Write the entries below out again exactly; any picture in them stays out.

> _Input records_:
>>>

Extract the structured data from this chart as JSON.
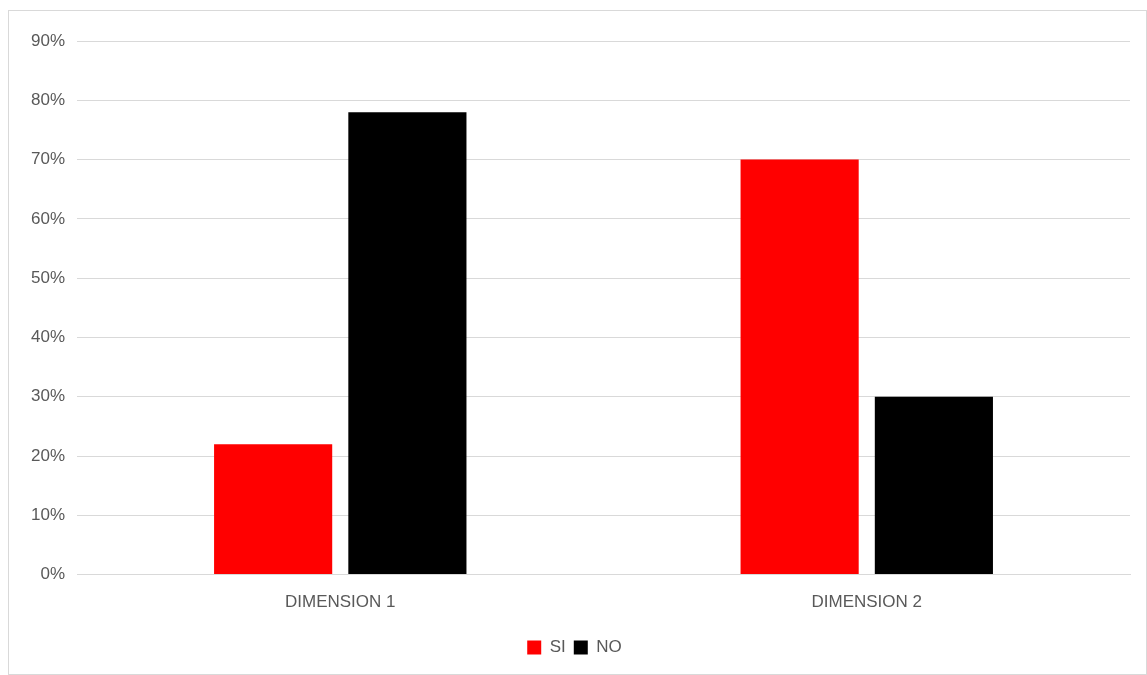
{
  "chart_data": {
    "type": "bar",
    "categories": [
      "DIMENSION 1",
      "DIMENSION 2"
    ],
    "series": [
      {
        "name": "SI",
        "color": "#ff0000",
        "values": [
          22,
          70
        ]
      },
      {
        "name": "NO",
        "color": "#000000",
        "values": [
          78,
          30
        ]
      }
    ],
    "ylim": [
      0,
      90
    ],
    "yticks": [
      {
        "value": 0,
        "label": "0%"
      },
      {
        "value": 10,
        "label": "10%"
      },
      {
        "value": 20,
        "label": "20%"
      },
      {
        "value": 30,
        "label": "30%"
      },
      {
        "value": 40,
        "label": "40%"
      },
      {
        "value": 50,
        "label": "50%"
      },
      {
        "value": 60,
        "label": "60%"
      },
      {
        "value": 70,
        "label": "70%"
      },
      {
        "value": 80,
        "label": "80%"
      },
      {
        "value": 90,
        "label": "90%"
      }
    ],
    "grid": "y",
    "legend": "bottom"
  }
}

<<<

> _Answer to the task_:
Extract the structured data from this chart as JSON.
{
  "chart_data": {
    "type": "bar",
    "categories": [
      "DIMENSION 1",
      "DIMENSION 2"
    ],
    "series": [
      {
        "name": "SI",
        "color": "#ff0000",
        "values": [
          22,
          70
        ]
      },
      {
        "name": "NO",
        "color": "#000000",
        "values": [
          78,
          30
        ]
      }
    ],
    "ylim": [
      0,
      90
    ],
    "yticks": [
      {
        "value": 0,
        "label": "0%"
      },
      {
        "value": 10,
        "label": "10%"
      },
      {
        "value": 20,
        "label": "20%"
      },
      {
        "value": 30,
        "label": "30%"
      },
      {
        "value": 40,
        "label": "40%"
      },
      {
        "value": 50,
        "label": "50%"
      },
      {
        "value": 60,
        "label": "60%"
      },
      {
        "value": 70,
        "label": "70%"
      },
      {
        "value": 80,
        "label": "80%"
      },
      {
        "value": 90,
        "label": "90%"
      }
    ],
    "grid": "y",
    "legend": "bottom"
  }
}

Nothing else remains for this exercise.